DATA EXTRACT:
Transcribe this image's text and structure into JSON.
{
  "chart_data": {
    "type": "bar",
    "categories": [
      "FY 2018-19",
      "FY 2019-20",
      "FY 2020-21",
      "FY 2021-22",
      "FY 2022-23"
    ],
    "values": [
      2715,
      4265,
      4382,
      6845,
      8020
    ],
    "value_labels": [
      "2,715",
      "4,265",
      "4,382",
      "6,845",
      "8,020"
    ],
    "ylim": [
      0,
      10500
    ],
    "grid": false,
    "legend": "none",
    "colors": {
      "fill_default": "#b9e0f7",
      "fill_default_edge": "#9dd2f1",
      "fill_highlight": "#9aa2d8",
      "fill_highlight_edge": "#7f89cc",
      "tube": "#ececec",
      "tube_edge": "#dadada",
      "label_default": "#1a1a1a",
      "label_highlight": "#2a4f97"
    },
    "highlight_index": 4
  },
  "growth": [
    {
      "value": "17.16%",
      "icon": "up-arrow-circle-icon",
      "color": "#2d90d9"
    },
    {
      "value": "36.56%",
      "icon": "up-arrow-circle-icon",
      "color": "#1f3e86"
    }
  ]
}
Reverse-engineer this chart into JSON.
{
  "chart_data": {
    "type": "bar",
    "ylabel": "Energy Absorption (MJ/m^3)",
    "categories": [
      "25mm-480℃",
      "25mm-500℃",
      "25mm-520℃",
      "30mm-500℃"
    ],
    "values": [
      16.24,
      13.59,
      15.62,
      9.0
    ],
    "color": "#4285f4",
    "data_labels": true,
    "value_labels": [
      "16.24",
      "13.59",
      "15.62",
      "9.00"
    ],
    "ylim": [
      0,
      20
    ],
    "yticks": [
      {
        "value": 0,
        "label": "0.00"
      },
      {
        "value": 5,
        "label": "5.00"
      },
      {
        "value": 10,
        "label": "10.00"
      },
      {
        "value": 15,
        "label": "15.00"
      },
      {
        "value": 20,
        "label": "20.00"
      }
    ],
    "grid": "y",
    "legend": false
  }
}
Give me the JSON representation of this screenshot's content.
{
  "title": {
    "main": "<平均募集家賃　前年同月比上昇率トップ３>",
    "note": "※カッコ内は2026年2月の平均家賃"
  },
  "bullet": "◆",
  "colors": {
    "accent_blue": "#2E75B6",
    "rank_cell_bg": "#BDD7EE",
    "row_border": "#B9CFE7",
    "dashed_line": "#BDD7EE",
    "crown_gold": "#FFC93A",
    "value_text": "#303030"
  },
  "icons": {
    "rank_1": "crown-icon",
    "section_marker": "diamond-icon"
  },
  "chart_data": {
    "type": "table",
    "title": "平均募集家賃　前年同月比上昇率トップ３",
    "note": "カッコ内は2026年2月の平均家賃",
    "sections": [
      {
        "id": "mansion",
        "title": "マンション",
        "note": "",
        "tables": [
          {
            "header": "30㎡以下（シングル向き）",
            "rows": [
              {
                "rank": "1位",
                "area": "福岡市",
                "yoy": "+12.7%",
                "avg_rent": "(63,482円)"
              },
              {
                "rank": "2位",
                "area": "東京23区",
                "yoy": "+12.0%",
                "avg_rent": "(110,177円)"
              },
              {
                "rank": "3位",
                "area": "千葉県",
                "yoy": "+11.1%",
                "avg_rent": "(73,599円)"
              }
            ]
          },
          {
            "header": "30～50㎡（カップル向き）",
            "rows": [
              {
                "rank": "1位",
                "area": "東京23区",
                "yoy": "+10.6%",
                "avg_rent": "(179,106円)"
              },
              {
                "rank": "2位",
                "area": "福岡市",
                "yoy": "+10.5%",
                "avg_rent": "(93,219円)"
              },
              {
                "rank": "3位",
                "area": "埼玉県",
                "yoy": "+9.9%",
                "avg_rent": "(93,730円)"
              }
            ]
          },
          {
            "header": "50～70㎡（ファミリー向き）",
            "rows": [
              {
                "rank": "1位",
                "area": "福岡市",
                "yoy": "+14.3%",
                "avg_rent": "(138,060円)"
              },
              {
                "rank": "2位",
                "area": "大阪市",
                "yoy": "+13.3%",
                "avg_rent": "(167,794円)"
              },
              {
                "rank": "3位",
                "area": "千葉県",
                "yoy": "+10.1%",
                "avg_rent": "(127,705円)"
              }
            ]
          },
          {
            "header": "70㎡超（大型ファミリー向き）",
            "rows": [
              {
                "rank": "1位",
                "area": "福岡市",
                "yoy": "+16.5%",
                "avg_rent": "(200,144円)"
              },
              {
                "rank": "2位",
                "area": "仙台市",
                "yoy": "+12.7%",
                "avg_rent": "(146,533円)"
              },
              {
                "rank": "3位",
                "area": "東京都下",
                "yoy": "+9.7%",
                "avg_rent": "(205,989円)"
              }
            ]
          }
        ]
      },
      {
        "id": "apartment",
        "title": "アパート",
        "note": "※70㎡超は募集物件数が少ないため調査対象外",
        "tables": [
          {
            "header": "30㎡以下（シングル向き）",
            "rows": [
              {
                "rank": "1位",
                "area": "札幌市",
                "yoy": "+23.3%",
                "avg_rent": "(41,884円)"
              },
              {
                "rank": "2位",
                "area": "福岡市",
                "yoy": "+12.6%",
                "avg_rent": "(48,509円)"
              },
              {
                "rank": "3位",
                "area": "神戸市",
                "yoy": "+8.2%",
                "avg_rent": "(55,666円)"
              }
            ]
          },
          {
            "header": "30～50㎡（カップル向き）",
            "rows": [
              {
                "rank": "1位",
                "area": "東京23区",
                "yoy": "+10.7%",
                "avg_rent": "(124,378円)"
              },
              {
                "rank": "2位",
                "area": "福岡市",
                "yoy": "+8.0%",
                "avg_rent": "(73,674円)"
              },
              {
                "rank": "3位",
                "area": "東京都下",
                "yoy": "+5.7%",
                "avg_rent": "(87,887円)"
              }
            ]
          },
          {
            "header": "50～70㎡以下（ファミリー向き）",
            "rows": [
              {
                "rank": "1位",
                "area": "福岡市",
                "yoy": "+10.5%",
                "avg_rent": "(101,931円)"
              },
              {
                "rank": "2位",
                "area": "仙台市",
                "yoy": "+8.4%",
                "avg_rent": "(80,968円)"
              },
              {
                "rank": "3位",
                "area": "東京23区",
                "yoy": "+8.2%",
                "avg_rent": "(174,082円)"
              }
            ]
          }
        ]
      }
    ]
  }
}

INSTRUCTIONS FOR THE TASK:
Repeat the lines above exactly.

ANSWER TO THIS TASK:
Transcribe this image's text and structure into JSON.
{
  "chart_data": {
    "type": "bar",
    "categories": [
      "FY 2018-19",
      "FY 2019-20",
      "FY 2020-21",
      "FY 2021-22",
      "FY 2022-23"
    ],
    "values": [
      2715,
      4265,
      4382,
      6845,
      8020
    ],
    "value_labels": [
      "2,715",
      "4,265",
      "4,382",
      "6,845",
      "8,020"
    ],
    "ylim": [
      0,
      10500
    ],
    "grid": false,
    "legend": "none",
    "colors": {
      "fill_default": "#b9e0f7",
      "fill_default_edge": "#9dd2f1",
      "fill_highlight": "#9aa2d8",
      "fill_highlight_edge": "#7f89cc",
      "tube": "#ececec",
      "tube_edge": "#dadada",
      "label_default": "#1a1a1a",
      "label_highlight": "#2a4f97"
    },
    "highlight_index": 4
  },
  "growth": [
    {
      "value": "17.16%",
      "icon": "up-arrow-circle-icon",
      "color": "#2d90d9"
    },
    {
      "value": "36.56%",
      "icon": "up-arrow-circle-icon",
      "color": "#1f3e86"
    }
  ]
}
Reverse-engineer this chart into JSON.
{
  "chart_data": {
    "type": "bar",
    "ylabel": "Energy Absorption (MJ/m^3)",
    "categories": [
      "25mm-480℃",
      "25mm-500℃",
      "25mm-520℃",
      "30mm-500℃"
    ],
    "values": [
      16.24,
      13.59,
      15.62,
      9.0
    ],
    "color": "#4285f4",
    "data_labels": true,
    "value_labels": [
      "16.24",
      "13.59",
      "15.62",
      "9.00"
    ],
    "ylim": [
      0,
      20
    ],
    "yticks": [
      {
        "value": 0,
        "label": "0.00"
      },
      {
        "value": 5,
        "label": "5.00"
      },
      {
        "value": 10,
        "label": "10.00"
      },
      {
        "value": 15,
        "label": "15.00"
      },
      {
        "value": 20,
        "label": "20.00"
      }
    ],
    "grid": "y",
    "legend": false
  }
}
Give me the JSON representation of this screenshot's content.
{
  "title": {
    "main": "<平均募集家賃　前年同月比上昇率トップ３>",
    "note": "※カッコ内は2026年2月の平均家賃"
  },
  "bullet": "◆",
  "colors": {
    "accent_blue": "#2E75B6",
    "rank_cell_bg": "#BDD7EE",
    "row_border": "#B9CFE7",
    "dashed_line": "#BDD7EE",
    "crown_gold": "#FFC93A",
    "value_text": "#303030"
  },
  "icons": {
    "rank_1": "crown-icon",
    "section_marker": "diamond-icon"
  },
  "chart_data": {
    "type": "table",
    "title": "平均募集家賃　前年同月比上昇率トップ３",
    "note": "カッコ内は2026年2月の平均家賃",
    "sections": [
      {
        "id": "mansion",
        "title": "マンション",
        "note": "",
        "tables": [
          {
            "header": "30㎡以下（シングル向き）",
            "rows": [
              {
                "rank": "1位",
                "area": "福岡市",
                "yoy": "+12.7%",
                "avg_rent": "(63,482円)"
              },
              {
                "rank": "2位",
                "area": "東京23区",
                "yoy": "+12.0%",
                "avg_rent": "(110,177円)"
              },
              {
                "rank": "3位",
                "area": "千葉県",
                "yoy": "+11.1%",
                "avg_rent": "(73,599円)"
              }
            ]
          },
          {
            "header": "30～50㎡（カップル向き）",
            "rows": [
              {
                "rank": "1位",
                "area": "東京23区",
                "yoy": "+10.6%",
                "avg_rent": "(179,106円)"
              },
              {
                "rank": "2位",
                "area": "福岡市",
                "yoy": "+10.5%",
                "avg_rent": "(93,219円)"
              },
              {
                "rank": "3位",
                "area": "埼玉県",
                "yoy": "+9.9%",
                "avg_rent": "(93,730円)"
              }
            ]
          },
          {
            "header": "50～70㎡（ファミリー向き）",
            "rows": [
              {
                "rank": "1位",
                "area": "福岡市",
                "yoy": "+14.3%",
                "avg_rent": "(138,060円)"
              },
              {
                "rank": "2位",
                "area": "大阪市",
                "yoy": "+13.3%",
                "avg_rent": "(167,794円)"
              },
              {
                "rank": "3位",
                "area": "千葉県",
                "yoy": "+10.1%",
                "avg_rent": "(127,705円)"
              }
            ]
          },
          {
            "header": "70㎡超（大型ファミリー向き）",
            "rows": [
              {
                "rank": "1位",
                "area": "福岡市",
                "yoy": "+16.5%",
                "avg_rent": "(200,144円)"
              },
              {
                "rank": "2位",
                "area": "仙台市",
                "yoy": "+12.7%",
                "avg_rent": "(146,533円)"
              },
              {
                "rank": "3位",
                "area": "東京都下",
                "yoy": "+9.7%",
                "avg_rent": "(205,989円)"
              }
            ]
          }
        ]
      },
      {
        "id": "apartment",
        "title": "アパート",
        "note": "※70㎡超は募集物件数が少ないため調査対象外",
        "tables": [
          {
            "header": "30㎡以下（シングル向き）",
            "rows": [
              {
                "rank": "1位",
                "area": "札幌市",
                "yoy": "+23.3%",
                "avg_rent": "(41,884円)"
              },
              {
                "rank": "2位",
                "area": "福岡市",
                "yoy": "+12.6%",
                "avg_rent": "(48,509円)"
              },
              {
                "rank": "3位",
                "area": "神戸市",
                "yoy": "+8.2%",
                "avg_rent": "(55,666円)"
              }
            ]
          },
          {
            "header": "30～50㎡（カップル向き）",
            "rows": [
              {
                "rank": "1位",
                "area": "東京23区",
                "yoy": "+10.7%",
                "avg_rent": "(124,378円)"
              },
              {
                "rank": "2位",
                "area": "福岡市",
                "yoy": "+8.0%",
                "avg_rent": "(73,674円)"
              },
              {
                "rank": "3位",
                "area": "東京都下",
                "yoy": "+5.7%",
                "avg_rent": "(87,887円)"
              }
            ]
          },
          {
            "header": "50～70㎡以下（ファミリー向き）",
            "rows": [
              {
                "rank": "1位",
                "area": "福岡市",
                "yoy": "+10.5%",
                "avg_rent": "(101,931円)"
              },
              {
                "rank": "2位",
                "area": "仙台市",
                "yoy": "+8.4%",
                "avg_rent": "(80,968円)"
              },
              {
                "rank": "3位",
                "area": "東京23区",
                "yoy": "+8.2%",
                "avg_rent": "(174,082円)"
              }
            ]
          }
        ]
      }
    ]
  }
}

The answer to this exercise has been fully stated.